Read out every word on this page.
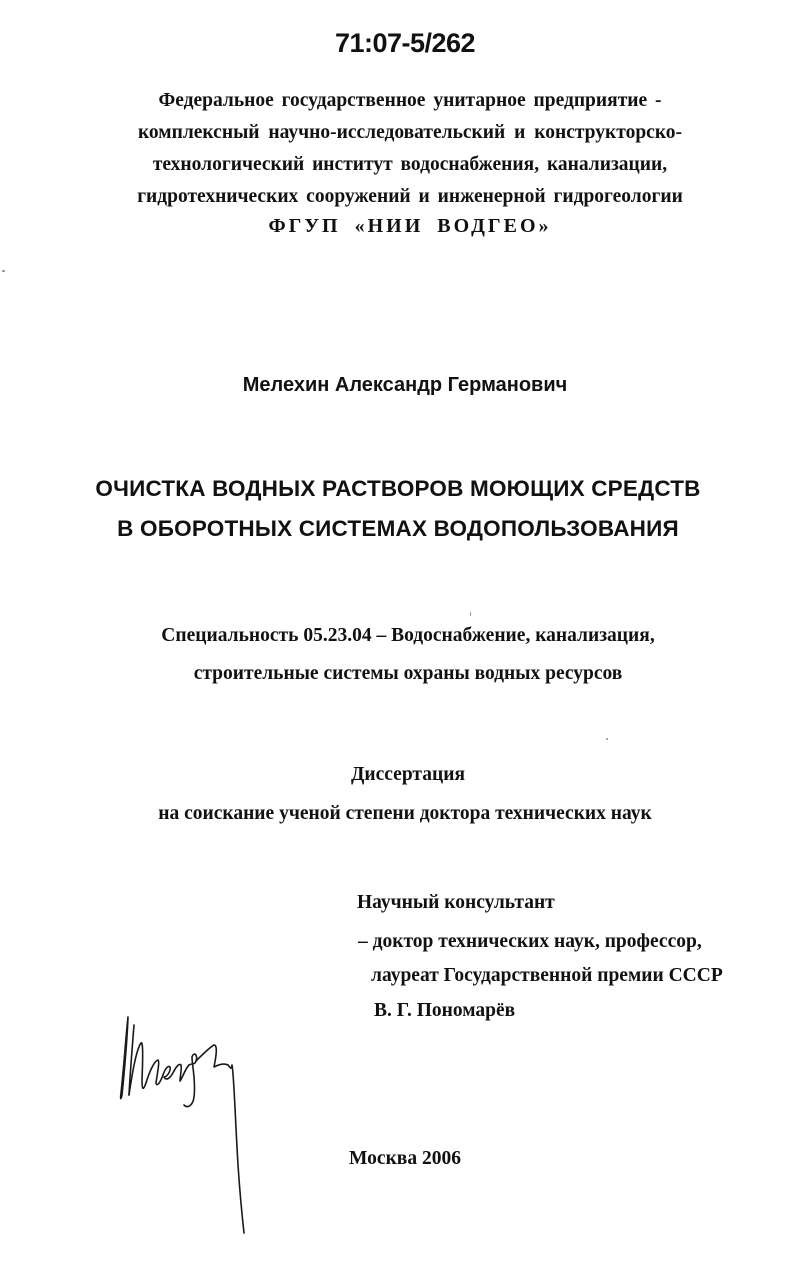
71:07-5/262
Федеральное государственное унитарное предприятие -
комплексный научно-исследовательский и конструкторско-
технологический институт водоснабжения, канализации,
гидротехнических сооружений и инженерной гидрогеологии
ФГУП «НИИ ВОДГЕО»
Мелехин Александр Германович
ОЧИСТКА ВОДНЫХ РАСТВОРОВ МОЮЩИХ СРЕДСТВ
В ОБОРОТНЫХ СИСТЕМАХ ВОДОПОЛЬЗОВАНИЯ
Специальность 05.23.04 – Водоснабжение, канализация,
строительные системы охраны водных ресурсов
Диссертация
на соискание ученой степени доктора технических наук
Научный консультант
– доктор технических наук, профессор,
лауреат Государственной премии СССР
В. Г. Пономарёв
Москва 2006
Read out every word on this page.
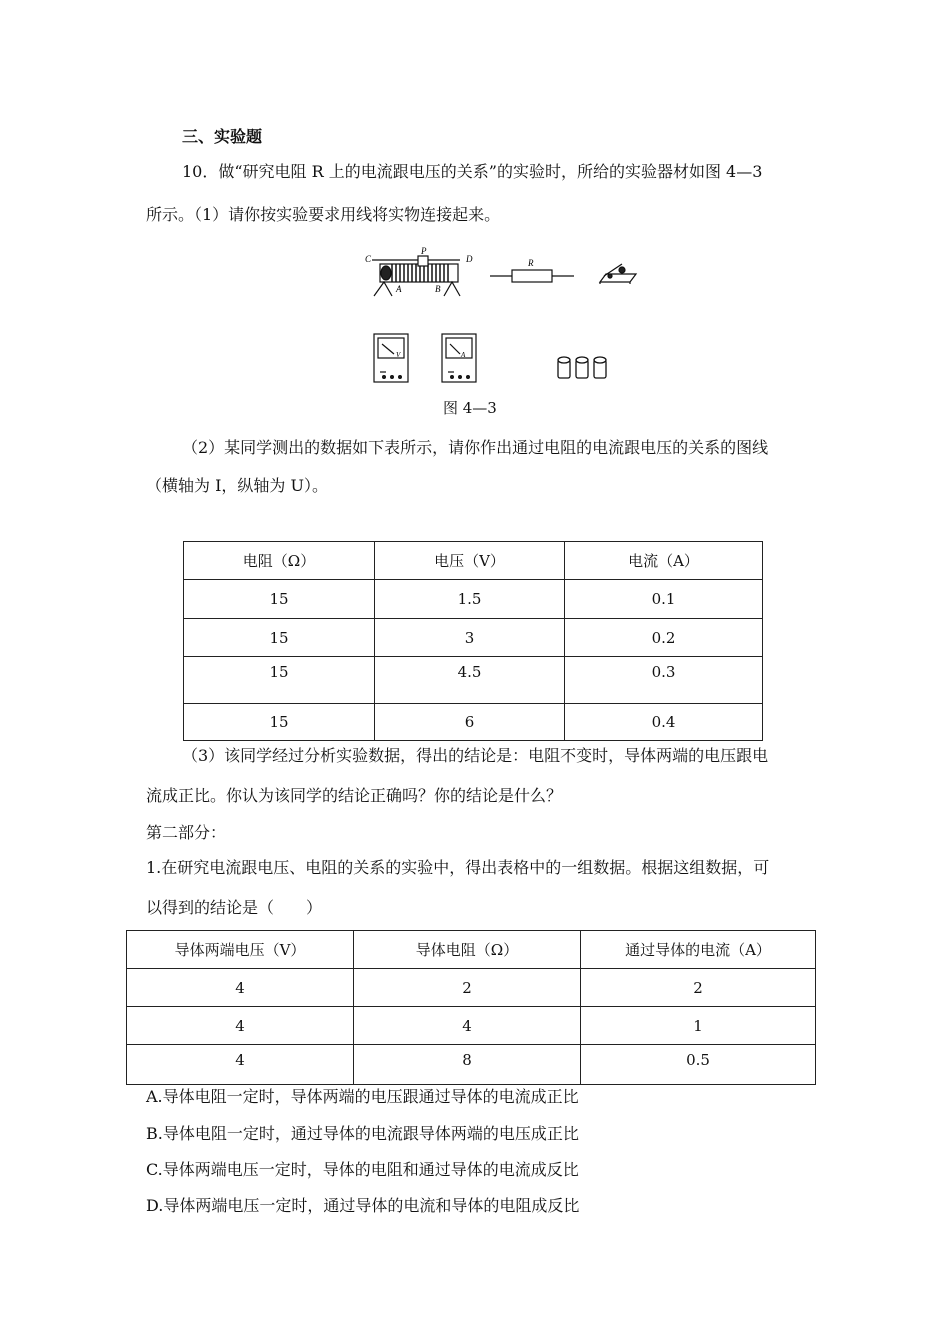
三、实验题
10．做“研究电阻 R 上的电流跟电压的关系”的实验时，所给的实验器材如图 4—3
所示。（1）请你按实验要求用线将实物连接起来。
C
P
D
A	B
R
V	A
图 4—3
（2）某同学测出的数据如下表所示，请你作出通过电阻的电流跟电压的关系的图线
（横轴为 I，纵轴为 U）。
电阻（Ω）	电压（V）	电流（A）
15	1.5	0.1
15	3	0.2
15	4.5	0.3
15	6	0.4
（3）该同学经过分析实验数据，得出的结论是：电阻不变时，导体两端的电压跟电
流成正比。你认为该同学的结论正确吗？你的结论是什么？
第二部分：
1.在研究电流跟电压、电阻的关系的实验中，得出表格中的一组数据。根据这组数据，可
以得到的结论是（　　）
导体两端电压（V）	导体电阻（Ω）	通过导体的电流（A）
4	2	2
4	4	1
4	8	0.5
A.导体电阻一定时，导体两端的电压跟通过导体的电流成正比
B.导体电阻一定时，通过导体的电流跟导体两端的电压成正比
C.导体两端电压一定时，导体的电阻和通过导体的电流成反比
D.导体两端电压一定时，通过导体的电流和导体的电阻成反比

▬▬▬▬▬▬▬▬▬▬

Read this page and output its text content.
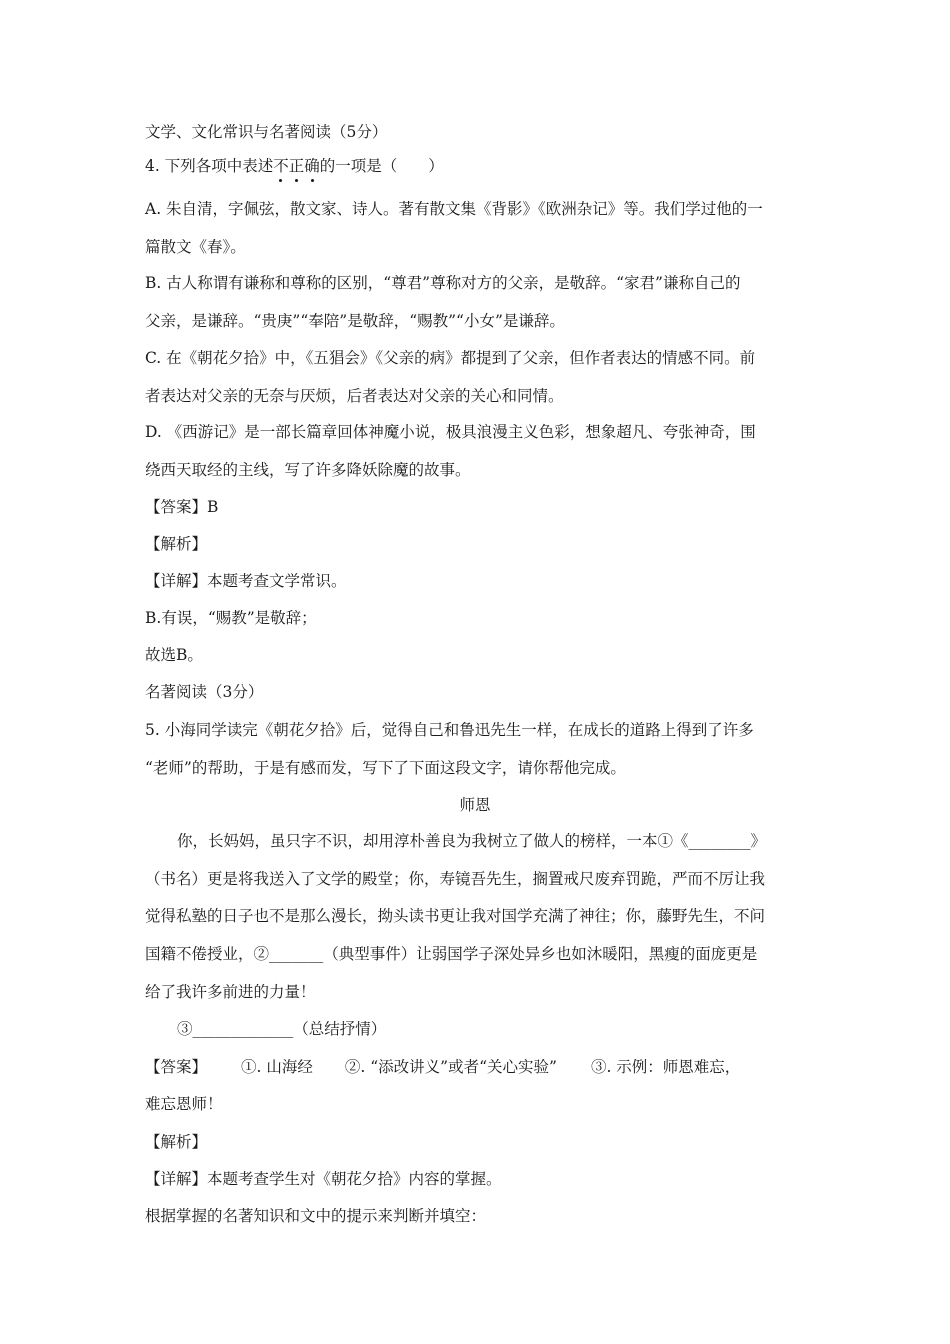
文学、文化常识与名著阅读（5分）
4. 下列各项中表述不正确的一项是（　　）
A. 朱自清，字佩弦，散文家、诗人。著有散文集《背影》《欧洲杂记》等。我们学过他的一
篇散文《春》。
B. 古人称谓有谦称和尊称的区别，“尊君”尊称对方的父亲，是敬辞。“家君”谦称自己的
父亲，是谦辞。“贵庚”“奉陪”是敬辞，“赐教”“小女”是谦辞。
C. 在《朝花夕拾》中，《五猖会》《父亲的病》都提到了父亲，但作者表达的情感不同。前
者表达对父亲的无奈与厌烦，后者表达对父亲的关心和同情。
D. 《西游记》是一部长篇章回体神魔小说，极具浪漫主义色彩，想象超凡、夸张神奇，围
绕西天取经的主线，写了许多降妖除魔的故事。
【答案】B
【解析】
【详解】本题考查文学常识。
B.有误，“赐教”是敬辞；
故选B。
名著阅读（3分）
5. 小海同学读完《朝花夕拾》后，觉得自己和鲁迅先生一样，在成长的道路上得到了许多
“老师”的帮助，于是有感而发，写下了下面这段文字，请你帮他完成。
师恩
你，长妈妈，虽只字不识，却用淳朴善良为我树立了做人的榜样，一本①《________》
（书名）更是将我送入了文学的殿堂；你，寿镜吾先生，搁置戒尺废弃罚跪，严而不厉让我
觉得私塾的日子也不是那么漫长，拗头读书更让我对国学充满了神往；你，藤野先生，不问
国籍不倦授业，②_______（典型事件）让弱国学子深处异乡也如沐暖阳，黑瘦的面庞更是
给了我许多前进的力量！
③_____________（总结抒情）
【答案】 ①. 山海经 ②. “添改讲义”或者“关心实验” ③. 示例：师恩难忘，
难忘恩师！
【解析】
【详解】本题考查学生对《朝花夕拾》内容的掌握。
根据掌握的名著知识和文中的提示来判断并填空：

▬▬▬▬▬▬▬▬▬▬

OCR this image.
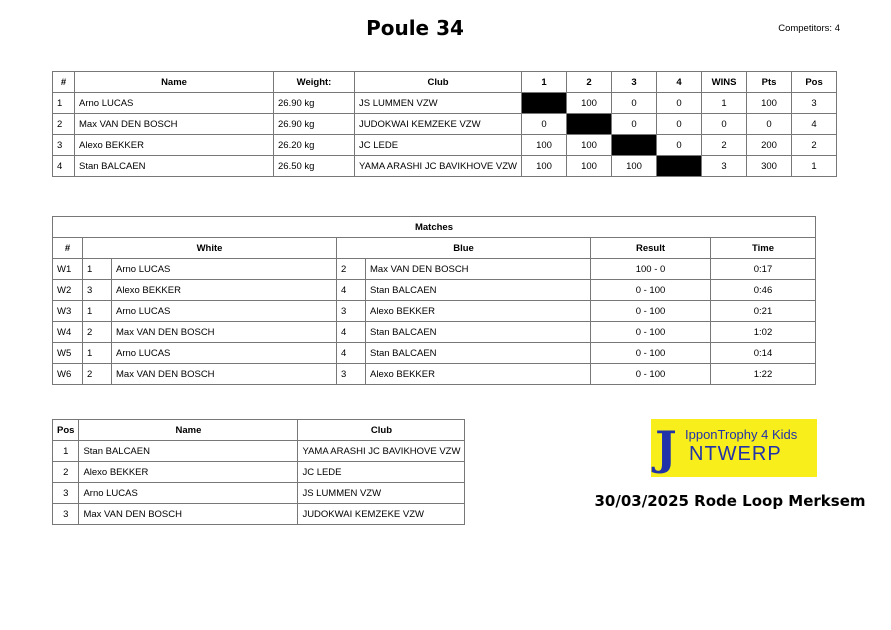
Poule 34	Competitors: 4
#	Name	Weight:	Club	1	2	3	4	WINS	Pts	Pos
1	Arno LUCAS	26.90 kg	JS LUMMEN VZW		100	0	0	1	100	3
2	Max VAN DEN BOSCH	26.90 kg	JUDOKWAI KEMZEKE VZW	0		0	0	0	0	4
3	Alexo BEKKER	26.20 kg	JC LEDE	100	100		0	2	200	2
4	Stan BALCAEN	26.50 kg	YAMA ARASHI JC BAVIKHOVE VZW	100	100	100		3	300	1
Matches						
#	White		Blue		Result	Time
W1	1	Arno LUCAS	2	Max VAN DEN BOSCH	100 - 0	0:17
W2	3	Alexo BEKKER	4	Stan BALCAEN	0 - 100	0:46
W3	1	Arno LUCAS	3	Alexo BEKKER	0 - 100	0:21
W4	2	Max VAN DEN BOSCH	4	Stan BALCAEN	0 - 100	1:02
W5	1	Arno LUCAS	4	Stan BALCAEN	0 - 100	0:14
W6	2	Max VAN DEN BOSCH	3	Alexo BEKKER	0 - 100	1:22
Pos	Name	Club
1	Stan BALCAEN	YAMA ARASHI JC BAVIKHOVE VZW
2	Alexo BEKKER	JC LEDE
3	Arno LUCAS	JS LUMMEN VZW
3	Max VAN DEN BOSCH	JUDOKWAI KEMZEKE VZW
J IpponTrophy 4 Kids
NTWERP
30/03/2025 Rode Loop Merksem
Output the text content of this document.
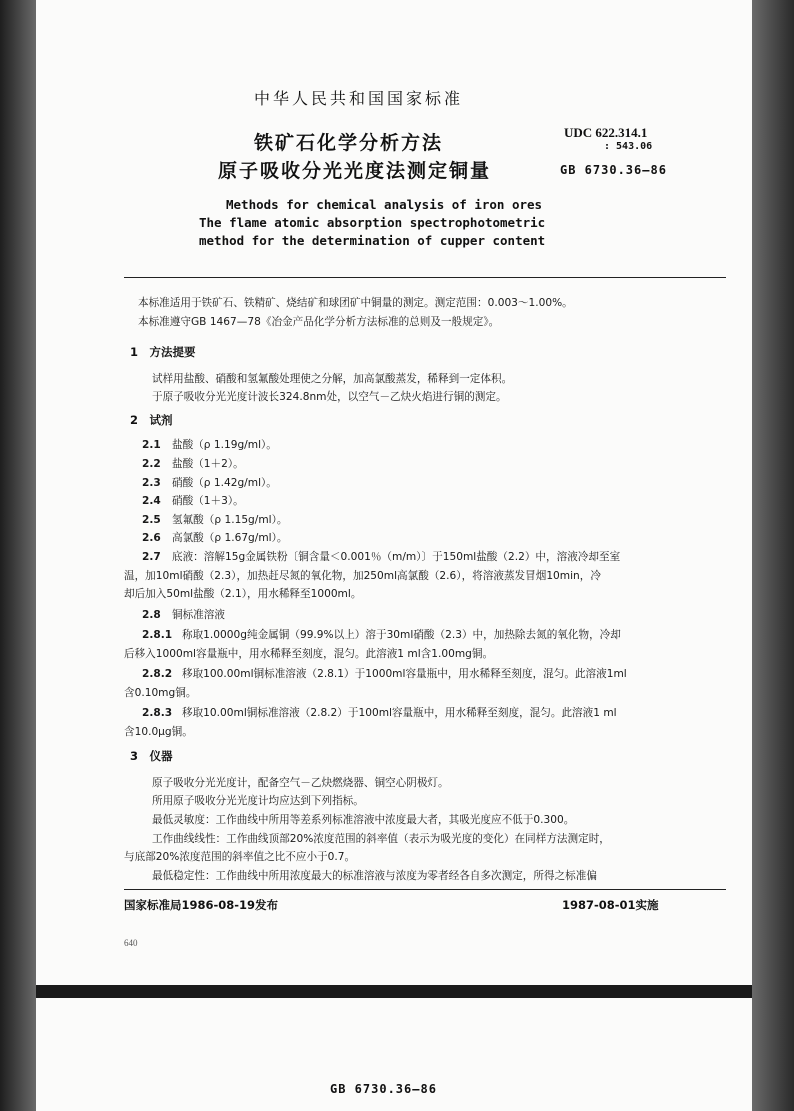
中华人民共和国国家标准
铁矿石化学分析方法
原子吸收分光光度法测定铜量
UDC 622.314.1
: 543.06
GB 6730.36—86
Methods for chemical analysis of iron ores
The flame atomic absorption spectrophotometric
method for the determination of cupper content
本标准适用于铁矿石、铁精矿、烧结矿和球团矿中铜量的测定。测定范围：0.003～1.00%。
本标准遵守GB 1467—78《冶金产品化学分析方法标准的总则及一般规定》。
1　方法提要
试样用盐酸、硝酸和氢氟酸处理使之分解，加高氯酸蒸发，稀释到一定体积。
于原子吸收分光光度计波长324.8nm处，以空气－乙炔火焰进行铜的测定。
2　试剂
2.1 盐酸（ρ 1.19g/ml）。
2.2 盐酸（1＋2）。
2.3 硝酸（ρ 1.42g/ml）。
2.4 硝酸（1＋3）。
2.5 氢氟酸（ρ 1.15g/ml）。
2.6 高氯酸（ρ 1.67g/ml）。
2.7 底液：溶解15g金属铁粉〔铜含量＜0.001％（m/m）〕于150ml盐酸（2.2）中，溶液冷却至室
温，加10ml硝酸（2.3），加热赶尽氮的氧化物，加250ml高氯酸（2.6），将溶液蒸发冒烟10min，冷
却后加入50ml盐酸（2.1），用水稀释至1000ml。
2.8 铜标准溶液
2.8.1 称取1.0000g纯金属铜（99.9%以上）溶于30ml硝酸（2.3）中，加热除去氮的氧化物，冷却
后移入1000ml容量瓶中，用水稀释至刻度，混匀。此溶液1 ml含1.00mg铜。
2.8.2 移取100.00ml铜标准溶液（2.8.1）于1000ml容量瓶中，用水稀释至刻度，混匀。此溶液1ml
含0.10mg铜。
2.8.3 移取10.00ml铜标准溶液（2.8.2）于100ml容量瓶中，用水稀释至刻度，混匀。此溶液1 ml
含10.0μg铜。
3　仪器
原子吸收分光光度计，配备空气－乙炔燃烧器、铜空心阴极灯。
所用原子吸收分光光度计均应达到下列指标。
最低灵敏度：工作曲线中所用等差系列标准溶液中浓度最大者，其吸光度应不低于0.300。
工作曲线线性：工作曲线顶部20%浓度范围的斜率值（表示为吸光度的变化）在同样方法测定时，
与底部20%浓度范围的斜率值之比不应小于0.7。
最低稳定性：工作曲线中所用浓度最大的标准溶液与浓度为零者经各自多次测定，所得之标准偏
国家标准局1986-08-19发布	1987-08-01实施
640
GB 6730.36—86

▬▬▬▬▬▬▬▬▬▬

* Exercise task
Identify the lines of the entries containing the string "BALCAEN". Copy each such line.

* Reply to the exercise
4	Stan BALCAEN	26.50 kg	YAMA ARASHI JC BAVIKHOVE VZW	100	100	100		3	300	1
W2	3	Alexo BEKKER	4	Stan BALCAEN	0 - 100	0:46
W4	2	Max VAN DEN BOSCH	4	Stan BALCAEN	0 - 100	1:02
W5	1	Arno LUCAS	4	Stan BALCAEN	0 - 100	0:14
1	Stan BALCAEN	YAMA ARASHI JC BAVIKHOVE VZW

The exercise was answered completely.